## The data
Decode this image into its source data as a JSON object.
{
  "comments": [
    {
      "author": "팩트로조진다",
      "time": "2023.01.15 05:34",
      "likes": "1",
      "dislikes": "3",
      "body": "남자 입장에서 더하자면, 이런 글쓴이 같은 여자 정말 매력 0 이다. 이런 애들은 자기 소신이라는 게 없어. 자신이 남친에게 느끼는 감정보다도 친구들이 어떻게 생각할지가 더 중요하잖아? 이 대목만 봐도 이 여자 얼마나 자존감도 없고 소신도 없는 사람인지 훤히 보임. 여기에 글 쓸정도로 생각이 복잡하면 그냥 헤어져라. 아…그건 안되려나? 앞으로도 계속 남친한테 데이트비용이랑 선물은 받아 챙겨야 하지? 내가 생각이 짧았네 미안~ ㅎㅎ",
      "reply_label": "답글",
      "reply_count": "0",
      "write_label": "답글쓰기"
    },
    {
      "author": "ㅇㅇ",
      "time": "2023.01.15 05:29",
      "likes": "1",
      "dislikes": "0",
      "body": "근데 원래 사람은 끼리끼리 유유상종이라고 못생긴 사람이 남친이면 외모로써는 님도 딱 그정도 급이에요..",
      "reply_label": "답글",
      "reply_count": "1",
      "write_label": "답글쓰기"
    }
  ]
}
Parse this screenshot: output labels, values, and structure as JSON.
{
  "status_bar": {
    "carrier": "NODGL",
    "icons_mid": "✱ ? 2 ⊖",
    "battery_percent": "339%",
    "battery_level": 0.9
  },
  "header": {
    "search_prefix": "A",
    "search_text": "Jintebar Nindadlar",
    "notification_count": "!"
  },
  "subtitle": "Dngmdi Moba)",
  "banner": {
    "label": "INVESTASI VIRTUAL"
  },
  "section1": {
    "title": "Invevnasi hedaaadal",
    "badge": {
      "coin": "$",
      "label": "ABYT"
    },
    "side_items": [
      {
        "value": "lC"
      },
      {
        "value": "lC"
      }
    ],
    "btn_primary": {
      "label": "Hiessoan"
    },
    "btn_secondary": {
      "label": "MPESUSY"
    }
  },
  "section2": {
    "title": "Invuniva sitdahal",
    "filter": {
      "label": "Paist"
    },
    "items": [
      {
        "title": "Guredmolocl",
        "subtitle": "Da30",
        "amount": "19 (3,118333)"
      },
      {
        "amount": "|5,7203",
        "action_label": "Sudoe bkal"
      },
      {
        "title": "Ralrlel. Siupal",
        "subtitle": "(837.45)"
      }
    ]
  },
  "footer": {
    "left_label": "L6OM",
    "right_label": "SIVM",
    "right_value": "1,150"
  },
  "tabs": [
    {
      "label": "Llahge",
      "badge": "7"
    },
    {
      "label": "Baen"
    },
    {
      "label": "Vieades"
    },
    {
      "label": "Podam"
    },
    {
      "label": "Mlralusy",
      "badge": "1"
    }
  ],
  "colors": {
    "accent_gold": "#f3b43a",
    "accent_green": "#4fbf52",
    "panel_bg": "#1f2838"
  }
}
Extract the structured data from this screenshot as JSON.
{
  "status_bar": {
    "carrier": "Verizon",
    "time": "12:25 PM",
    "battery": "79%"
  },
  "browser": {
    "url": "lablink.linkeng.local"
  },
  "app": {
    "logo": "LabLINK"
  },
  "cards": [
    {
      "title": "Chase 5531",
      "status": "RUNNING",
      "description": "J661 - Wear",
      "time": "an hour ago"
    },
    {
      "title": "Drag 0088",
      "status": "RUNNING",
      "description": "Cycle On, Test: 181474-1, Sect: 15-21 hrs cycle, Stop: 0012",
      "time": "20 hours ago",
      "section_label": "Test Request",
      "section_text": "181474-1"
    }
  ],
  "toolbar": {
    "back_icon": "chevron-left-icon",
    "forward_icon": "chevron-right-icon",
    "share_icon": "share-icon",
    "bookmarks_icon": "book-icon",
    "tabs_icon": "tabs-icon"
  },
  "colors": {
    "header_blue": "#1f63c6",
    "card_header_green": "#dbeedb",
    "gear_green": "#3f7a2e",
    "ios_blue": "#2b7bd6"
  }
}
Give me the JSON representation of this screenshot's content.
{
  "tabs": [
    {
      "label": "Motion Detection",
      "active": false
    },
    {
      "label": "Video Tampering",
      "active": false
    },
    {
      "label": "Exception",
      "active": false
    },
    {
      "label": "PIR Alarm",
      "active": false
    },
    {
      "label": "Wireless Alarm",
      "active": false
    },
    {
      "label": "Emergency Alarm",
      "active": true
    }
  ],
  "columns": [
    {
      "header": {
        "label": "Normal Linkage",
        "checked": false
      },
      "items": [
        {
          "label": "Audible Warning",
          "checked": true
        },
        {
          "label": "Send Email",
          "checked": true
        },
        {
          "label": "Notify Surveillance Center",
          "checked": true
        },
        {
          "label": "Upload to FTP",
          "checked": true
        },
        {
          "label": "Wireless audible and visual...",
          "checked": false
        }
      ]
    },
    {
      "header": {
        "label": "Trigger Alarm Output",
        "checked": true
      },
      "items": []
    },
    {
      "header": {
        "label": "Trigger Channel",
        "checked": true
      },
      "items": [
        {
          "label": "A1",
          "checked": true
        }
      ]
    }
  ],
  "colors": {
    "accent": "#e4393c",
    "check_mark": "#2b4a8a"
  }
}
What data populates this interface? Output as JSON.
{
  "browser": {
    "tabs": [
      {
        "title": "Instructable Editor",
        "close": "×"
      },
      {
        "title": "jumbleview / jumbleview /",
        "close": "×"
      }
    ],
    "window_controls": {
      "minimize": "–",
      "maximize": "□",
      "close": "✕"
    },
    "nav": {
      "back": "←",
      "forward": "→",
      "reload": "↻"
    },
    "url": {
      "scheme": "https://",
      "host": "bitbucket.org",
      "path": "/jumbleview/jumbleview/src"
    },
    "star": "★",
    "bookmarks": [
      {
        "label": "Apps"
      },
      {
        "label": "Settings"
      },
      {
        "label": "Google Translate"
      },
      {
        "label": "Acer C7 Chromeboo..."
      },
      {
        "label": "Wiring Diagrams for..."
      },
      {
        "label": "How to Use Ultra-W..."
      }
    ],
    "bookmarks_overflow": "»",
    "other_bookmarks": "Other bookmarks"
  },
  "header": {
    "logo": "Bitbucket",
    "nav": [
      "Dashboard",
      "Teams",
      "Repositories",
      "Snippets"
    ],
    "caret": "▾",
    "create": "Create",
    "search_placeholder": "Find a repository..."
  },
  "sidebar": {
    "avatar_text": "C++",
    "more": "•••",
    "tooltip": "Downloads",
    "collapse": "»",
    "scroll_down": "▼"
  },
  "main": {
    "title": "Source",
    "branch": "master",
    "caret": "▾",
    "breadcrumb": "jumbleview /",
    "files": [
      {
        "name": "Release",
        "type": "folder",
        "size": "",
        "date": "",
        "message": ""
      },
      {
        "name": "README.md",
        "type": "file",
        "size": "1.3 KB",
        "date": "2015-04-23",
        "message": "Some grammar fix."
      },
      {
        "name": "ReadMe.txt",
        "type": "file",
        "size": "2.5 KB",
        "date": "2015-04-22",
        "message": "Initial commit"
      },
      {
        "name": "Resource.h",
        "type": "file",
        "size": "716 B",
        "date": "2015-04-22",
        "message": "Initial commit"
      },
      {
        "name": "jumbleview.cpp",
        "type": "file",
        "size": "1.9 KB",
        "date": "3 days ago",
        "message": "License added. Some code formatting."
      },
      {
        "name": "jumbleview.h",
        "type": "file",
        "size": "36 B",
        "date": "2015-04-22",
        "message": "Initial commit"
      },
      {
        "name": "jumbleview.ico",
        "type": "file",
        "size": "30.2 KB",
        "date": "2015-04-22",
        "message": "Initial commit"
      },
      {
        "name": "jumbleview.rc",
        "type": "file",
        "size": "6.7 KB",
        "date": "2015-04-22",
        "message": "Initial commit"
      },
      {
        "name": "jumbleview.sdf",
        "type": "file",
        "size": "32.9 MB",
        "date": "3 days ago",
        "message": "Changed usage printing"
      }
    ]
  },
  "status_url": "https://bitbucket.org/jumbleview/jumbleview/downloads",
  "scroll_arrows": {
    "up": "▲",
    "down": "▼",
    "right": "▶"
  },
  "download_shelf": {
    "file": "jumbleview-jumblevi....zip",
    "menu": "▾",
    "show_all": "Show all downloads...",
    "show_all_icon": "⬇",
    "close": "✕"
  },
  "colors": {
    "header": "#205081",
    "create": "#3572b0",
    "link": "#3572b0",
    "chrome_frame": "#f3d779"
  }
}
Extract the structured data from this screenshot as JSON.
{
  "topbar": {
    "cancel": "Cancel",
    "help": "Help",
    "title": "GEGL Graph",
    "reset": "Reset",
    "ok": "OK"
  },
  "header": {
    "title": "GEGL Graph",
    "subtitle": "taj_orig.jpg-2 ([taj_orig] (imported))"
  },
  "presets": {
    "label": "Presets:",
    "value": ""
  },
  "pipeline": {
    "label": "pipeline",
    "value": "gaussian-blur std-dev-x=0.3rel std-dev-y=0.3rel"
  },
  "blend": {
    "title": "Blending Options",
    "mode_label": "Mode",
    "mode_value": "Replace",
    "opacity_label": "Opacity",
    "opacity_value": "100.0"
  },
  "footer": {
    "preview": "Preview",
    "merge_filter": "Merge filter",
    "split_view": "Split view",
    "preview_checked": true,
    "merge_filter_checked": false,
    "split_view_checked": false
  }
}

## Stated problem
Select all lines with the word "screenshot" from the entries above.

## Final result
Parse this screenshot: output labels, values, and structure as JSON.
Extract the structured data from this screenshot as JSON.
Give me the JSON representation of this screenshot's content.
Extract the structured data from this screenshot as JSON.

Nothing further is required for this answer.